— Conjunto de tarefas —
1. Responda com base no texto sobre o evangelho de João:
(a) Em que aspecto, principalmente, o estilo e a teologia desse evangelho são diferentes dos outros?
(b) Em que país foi encontrado o "papiro 52"?
(c) Para qual ilha, segundo a tradição, João foi banido?
2. Redigite, sem mudar nada, tudo o que vai desde "É inegável, de" até "antes de 70 d. C." no texto sobre o evangelho de João.
===== Trecho fornecido
É inegável, de qualquer modo, que o estilo literário, bem como a teologia deste evangelho é bem diversa dos demais, principalmente no que diz respeito à sua assim chamada alta cristologia.
Data. O “papiro 52”, em que encontra um fragmento do evangelho de João, foi encontrado no Egito e data aproximadamente de 130 d.C., logo, tem que ter sido escrito antes disso. Para a data inicial, há grandes controvérsias. A tradição diz que João foi banido de Roma sob a perseguição de Nero para a ilha de Patmos, e de lá escreveu o apocalipse, na década de 70 d. C. Muitos dizem que os evangelhos têm que ter sido escritos antes desta data (ano da destruição de Jerusalém e do Templo). Para a tradição, João escreveu o Apocalipse de Patmos, e provavelmente, o evangelho, de Éfeso, antes de 70 d. C.
==========
===== Trechos dos registros
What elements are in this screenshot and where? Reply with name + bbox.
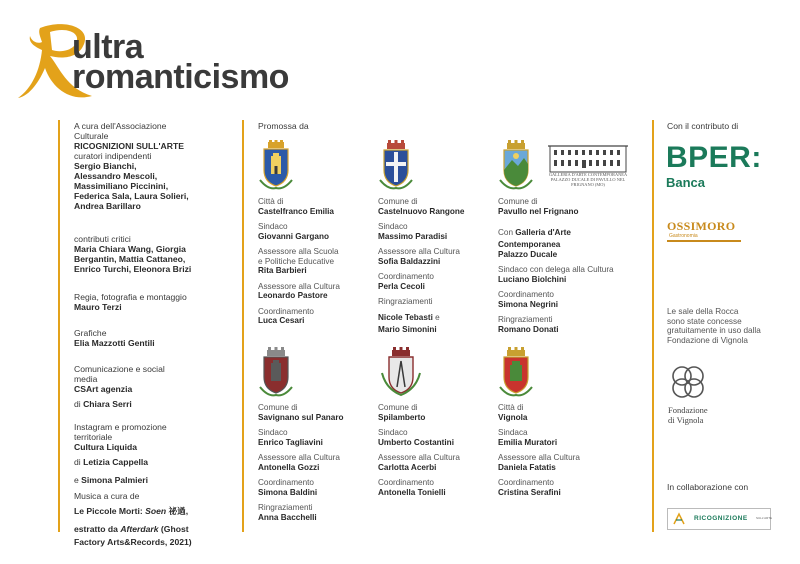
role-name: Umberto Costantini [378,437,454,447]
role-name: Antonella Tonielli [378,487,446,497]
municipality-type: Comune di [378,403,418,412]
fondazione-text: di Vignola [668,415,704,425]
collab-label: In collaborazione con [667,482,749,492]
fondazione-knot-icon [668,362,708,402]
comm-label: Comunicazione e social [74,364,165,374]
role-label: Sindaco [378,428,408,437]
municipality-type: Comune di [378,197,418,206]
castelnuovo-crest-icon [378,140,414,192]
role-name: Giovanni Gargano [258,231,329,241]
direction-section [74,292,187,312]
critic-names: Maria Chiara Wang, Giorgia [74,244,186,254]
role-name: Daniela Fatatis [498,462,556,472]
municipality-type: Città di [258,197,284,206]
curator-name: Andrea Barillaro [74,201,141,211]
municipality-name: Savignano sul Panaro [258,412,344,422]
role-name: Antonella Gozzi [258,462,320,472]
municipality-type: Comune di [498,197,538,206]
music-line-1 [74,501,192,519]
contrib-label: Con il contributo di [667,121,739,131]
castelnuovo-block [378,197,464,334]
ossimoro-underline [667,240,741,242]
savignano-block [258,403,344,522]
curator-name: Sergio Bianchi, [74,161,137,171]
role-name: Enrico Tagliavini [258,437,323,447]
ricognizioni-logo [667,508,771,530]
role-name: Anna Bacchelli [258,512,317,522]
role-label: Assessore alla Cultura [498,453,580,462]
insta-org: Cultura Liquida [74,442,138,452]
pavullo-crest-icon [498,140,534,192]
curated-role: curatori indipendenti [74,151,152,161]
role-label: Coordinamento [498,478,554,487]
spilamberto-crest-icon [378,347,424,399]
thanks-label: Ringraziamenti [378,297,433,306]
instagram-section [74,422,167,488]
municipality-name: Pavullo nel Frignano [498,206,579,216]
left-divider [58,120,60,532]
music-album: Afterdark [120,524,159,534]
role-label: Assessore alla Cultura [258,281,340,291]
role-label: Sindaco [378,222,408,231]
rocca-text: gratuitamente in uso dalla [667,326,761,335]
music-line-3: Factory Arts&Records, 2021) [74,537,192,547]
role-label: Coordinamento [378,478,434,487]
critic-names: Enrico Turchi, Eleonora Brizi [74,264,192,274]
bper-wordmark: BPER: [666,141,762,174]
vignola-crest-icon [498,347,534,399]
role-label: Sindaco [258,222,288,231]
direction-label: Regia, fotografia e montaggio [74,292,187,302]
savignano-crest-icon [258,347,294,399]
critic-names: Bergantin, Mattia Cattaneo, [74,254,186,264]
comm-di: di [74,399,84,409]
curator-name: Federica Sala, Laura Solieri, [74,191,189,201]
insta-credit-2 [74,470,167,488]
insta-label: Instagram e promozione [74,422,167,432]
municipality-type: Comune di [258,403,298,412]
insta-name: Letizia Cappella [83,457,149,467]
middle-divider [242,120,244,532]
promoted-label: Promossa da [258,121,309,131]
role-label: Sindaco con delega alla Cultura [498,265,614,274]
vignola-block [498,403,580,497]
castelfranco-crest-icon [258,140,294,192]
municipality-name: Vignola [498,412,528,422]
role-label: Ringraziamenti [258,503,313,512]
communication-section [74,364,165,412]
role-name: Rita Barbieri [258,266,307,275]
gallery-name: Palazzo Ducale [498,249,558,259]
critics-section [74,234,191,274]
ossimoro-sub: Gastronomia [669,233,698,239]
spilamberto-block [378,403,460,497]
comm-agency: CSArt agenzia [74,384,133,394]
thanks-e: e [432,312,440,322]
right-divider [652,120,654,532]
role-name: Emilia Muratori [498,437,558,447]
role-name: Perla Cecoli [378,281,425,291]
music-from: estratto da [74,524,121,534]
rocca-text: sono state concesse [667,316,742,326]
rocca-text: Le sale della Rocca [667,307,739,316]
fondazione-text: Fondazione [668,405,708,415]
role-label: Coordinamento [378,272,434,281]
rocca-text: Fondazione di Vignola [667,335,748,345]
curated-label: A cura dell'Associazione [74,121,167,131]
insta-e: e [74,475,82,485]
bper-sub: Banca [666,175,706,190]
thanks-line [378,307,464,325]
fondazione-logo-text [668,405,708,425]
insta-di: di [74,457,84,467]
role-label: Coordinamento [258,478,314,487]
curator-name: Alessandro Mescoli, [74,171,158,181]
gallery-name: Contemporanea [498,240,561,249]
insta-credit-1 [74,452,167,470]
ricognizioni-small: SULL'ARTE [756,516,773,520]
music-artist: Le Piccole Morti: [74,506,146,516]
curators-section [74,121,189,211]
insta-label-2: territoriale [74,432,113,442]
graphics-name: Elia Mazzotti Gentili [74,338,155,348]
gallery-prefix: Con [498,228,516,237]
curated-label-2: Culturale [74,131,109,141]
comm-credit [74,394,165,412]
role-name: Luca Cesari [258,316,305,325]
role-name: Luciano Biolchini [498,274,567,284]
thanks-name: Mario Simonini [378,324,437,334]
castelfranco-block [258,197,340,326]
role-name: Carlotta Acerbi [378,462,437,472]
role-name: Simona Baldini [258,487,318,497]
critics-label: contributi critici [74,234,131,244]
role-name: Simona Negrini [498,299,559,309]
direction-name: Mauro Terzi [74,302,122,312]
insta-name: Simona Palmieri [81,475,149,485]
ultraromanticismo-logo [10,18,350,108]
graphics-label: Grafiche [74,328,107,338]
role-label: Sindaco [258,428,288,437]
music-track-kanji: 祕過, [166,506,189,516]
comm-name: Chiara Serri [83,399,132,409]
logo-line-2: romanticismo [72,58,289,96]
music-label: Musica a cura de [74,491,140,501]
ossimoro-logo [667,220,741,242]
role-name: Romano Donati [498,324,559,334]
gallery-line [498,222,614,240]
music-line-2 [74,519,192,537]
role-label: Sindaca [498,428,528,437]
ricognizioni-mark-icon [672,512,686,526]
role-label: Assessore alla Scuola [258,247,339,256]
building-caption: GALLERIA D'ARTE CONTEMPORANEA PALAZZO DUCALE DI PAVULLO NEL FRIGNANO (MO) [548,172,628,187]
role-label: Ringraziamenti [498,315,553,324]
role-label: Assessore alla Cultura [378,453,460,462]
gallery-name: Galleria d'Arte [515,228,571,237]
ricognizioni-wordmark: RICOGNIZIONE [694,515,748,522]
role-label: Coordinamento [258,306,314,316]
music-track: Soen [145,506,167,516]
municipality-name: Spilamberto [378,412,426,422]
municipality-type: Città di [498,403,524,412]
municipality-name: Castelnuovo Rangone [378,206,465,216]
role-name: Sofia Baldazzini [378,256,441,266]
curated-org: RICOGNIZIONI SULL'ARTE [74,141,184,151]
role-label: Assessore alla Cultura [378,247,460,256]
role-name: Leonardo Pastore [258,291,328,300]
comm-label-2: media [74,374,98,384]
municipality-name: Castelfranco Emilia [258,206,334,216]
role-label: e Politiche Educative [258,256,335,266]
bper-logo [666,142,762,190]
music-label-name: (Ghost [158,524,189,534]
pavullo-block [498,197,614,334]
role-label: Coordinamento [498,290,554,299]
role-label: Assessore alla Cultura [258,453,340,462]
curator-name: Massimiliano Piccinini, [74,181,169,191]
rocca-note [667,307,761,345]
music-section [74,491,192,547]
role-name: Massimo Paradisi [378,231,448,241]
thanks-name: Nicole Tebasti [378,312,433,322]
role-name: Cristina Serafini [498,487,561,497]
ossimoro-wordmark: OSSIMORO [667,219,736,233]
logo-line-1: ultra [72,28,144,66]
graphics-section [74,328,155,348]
==========
— Lista de respostas —
1.
(a) Na sua chamada alta cristologia.
(b) No Egito.
(c) Para a ilha de Patmos.

2.
É inegável, de qualquer modo, que o estilo literário, bem como a teologia deste evangelho é bem diversa dos demais, principalmente no que diz respeito à sua assim chamada alta cristologia.
Data. O “papiro 52”, em que encontra um fragmento do evangelho de João, foi encontrado no Egito e data aproximadamente de 130 d.C., logo, tem que ter sido escrito antes disso. Para a data inicial, há grandes controvérsias. A tradição diz que João foi banido de Roma sob a perseguição de Nero para a ilha de Patmos, e de lá escreveu o apocalipse, na década de 70 d. C. Muitos dizem que os evangelhos têm que ter sido escritos antes desta data (ano da destruição de Jerusalém e do Templo). Para a tradição, João escreveu o Apocalipse de Patmos, e provavelmente, o evangelho, de Éfeso, antes de 70 d. C.